-- Data shown --
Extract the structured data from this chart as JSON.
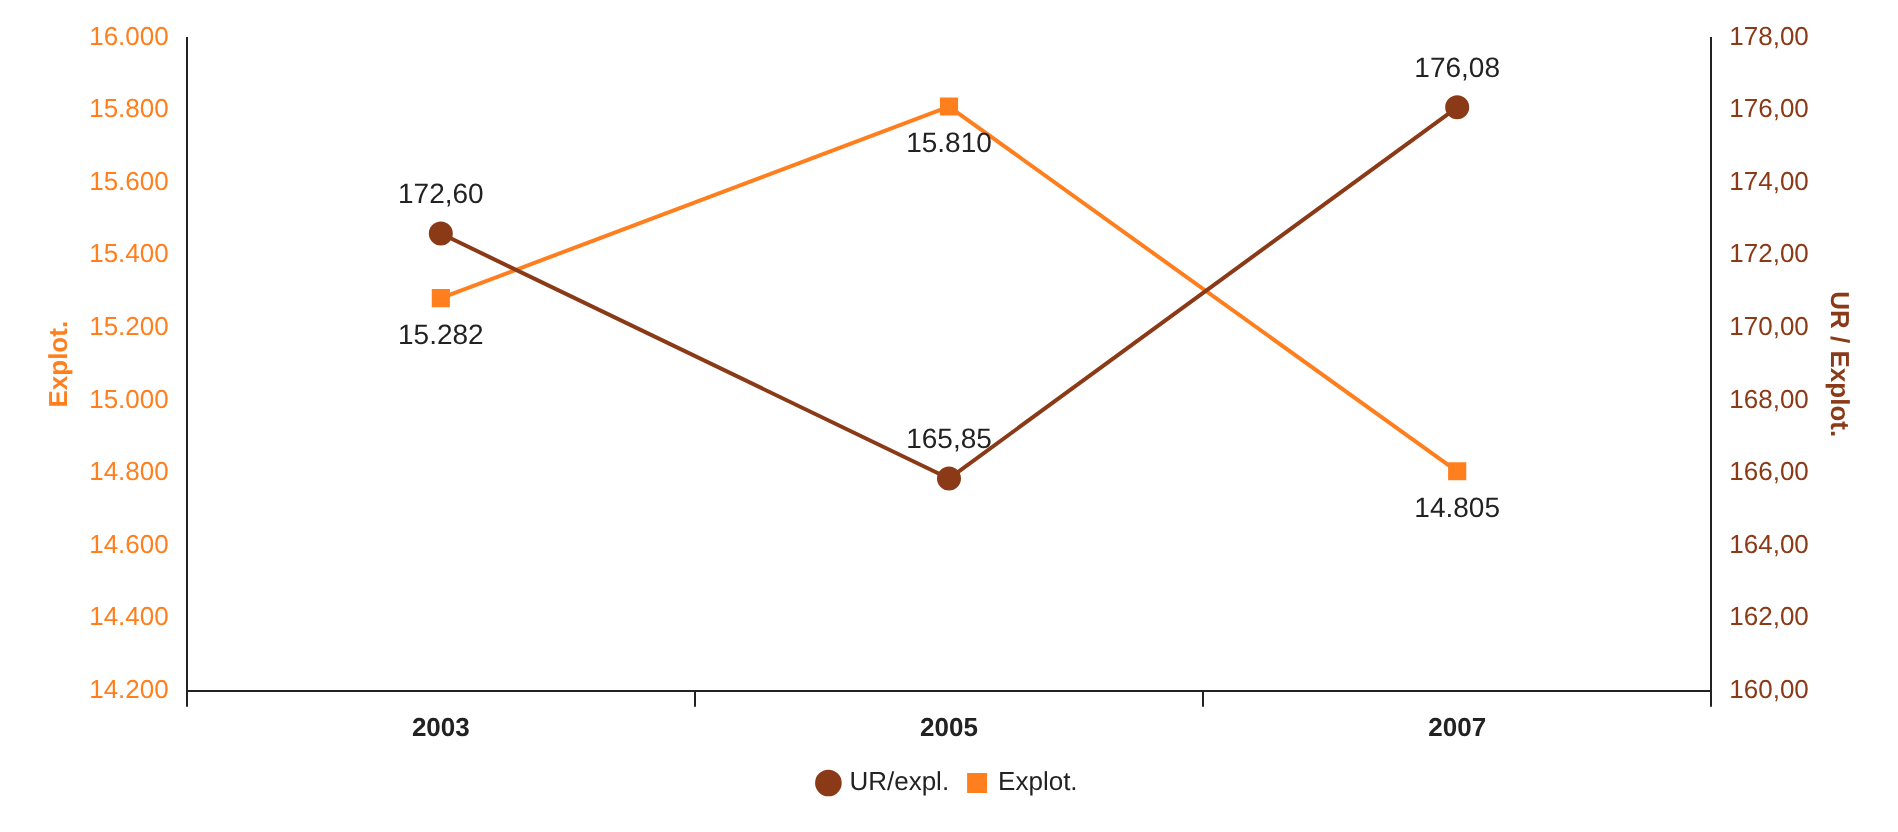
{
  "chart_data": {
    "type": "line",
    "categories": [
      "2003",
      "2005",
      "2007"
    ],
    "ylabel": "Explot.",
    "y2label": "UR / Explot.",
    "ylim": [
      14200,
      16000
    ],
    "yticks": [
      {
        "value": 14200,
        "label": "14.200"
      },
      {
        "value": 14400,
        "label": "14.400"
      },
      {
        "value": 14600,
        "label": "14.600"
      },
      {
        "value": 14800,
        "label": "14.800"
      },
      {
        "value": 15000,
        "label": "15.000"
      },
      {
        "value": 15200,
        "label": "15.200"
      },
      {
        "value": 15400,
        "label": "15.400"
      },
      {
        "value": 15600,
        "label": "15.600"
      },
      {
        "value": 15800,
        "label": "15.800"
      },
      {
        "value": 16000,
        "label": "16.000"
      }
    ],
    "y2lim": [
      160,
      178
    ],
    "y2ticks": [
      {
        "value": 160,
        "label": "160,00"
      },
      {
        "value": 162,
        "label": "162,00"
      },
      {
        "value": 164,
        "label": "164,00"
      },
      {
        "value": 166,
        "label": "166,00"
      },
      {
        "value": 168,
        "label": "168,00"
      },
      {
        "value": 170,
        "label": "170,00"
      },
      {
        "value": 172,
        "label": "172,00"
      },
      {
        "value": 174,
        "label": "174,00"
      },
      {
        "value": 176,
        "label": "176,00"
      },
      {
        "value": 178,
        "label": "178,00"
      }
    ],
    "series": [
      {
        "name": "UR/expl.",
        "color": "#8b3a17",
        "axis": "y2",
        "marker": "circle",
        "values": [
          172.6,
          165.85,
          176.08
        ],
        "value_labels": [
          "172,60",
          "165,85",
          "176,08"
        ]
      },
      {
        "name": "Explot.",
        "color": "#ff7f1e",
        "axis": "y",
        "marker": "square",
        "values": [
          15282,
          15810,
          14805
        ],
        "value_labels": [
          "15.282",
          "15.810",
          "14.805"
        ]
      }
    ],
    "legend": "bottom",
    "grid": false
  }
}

-- Requirements --
Take the entries shown above and quote them verbatim, passing over the pictures.

-- Response to the task --
Extract the structured data from this chart as JSON.
{
  "chart_data": {
    "type": "line",
    "categories": [
      "2003",
      "2005",
      "2007"
    ],
    "ylabel": "Explot.",
    "y2label": "UR / Explot.",
    "ylim": [
      14200,
      16000
    ],
    "yticks": [
      {
        "value": 14200,
        "label": "14.200"
      },
      {
        "value": 14400,
        "label": "14.400"
      },
      {
        "value": 14600,
        "label": "14.600"
      },
      {
        "value": 14800,
        "label": "14.800"
      },
      {
        "value": 15000,
        "label": "15.000"
      },
      {
        "value": 15200,
        "label": "15.200"
      },
      {
        "value": 15400,
        "label": "15.400"
      },
      {
        "value": 15600,
        "label": "15.600"
      },
      {
        "value": 15800,
        "label": "15.800"
      },
      {
        "value": 16000,
        "label": "16.000"
      }
    ],
    "y2lim": [
      160,
      178
    ],
    "y2ticks": [
      {
        "value": 160,
        "label": "160,00"
      },
      {
        "value": 162,
        "label": "162,00"
      },
      {
        "value": 164,
        "label": "164,00"
      },
      {
        "value": 166,
        "label": "166,00"
      },
      {
        "value": 168,
        "label": "168,00"
      },
      {
        "value": 170,
        "label": "170,00"
      },
      {
        "value": 172,
        "label": "172,00"
      },
      {
        "value": 174,
        "label": "174,00"
      },
      {
        "value": 176,
        "label": "176,00"
      },
      {
        "value": 178,
        "label": "178,00"
      }
    ],
    "series": [
      {
        "name": "UR/expl.",
        "color": "#8b3a17",
        "axis": "y2",
        "marker": "circle",
        "values": [
          172.6,
          165.85,
          176.08
        ],
        "value_labels": [
          "172,60",
          "165,85",
          "176,08"
        ]
      },
      {
        "name": "Explot.",
        "color": "#ff7f1e",
        "axis": "y",
        "marker": "square",
        "values": [
          15282,
          15810,
          14805
        ],
        "value_labels": [
          "15.282",
          "15.810",
          "14.805"
        ]
      }
    ],
    "legend": "bottom",
    "grid": false
  }
}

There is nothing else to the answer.